- ABOUT THIS TASK
Every entry must be printed again exactly, with nothing left out.

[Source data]
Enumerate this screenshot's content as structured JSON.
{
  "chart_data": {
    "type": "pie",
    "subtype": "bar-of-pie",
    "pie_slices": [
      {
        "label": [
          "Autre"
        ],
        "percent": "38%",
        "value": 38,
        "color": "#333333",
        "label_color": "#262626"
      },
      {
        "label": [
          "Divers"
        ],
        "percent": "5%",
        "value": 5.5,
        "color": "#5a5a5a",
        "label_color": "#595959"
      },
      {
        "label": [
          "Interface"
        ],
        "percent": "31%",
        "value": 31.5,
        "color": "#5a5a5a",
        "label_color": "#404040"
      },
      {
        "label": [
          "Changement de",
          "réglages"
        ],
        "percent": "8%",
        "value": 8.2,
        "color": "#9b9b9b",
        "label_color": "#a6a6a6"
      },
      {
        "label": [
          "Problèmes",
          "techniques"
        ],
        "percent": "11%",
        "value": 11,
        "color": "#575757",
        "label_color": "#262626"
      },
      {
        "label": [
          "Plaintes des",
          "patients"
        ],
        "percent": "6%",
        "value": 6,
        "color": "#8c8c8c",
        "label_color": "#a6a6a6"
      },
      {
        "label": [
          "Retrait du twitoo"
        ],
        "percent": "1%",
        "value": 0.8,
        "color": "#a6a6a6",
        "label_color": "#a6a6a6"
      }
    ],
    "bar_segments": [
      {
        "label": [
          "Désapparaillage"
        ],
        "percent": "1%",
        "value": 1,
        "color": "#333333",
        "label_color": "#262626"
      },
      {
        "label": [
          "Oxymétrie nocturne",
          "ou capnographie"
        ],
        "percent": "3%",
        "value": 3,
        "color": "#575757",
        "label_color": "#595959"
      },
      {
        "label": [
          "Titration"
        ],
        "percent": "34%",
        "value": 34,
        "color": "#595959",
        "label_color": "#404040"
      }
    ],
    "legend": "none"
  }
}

- EXERCISE SOLUTION
Enumerate this screenshot's content as structured JSON.
{
  "chart_data": {
    "type": "pie",
    "subtype": "bar-of-pie",
    "pie_slices": [
      {
        "label": [
          "Autre"
        ],
        "percent": "38%",
        "value": 38,
        "color": "#333333",
        "label_color": "#262626"
      },
      {
        "label": [
          "Divers"
        ],
        "percent": "5%",
        "value": 5.5,
        "color": "#5a5a5a",
        "label_color": "#595959"
      },
      {
        "label": [
          "Interface"
        ],
        "percent": "31%",
        "value": 31.5,
        "color": "#5a5a5a",
        "label_color": "#404040"
      },
      {
        "label": [
          "Changement de",
          "réglages"
        ],
        "percent": "8%",
        "value": 8.2,
        "color": "#9b9b9b",
        "label_color": "#a6a6a6"
      },
      {
        "label": [
          "Problèmes",
          "techniques"
        ],
        "percent": "11%",
        "value": 11,
        "color": "#575757",
        "label_color": "#262626"
      },
      {
        "label": [
          "Plaintes des",
          "patients"
        ],
        "percent": "6%",
        "value": 6,
        "color": "#8c8c8c",
        "label_color": "#a6a6a6"
      },
      {
        "label": [
          "Retrait du twitoo"
        ],
        "percent": "1%",
        "value": 0.8,
        "color": "#a6a6a6",
        "label_color": "#a6a6a6"
      }
    ],
    "bar_segments": [
      {
        "label": [
          "Désapparaillage"
        ],
        "percent": "1%",
        "value": 1,
        "color": "#333333",
        "label_color": "#262626"
      },
      {
        "label": [
          "Oxymétrie nocturne",
          "ou capnographie"
        ],
        "percent": "3%",
        "value": 3,
        "color": "#575757",
        "label_color": "#595959"
      },
      {
        "label": [
          "Titration"
        ],
        "percent": "34%",
        "value": 34,
        "color": "#595959",
        "label_color": "#404040"
      }
    ],
    "legend": "none"
  }
}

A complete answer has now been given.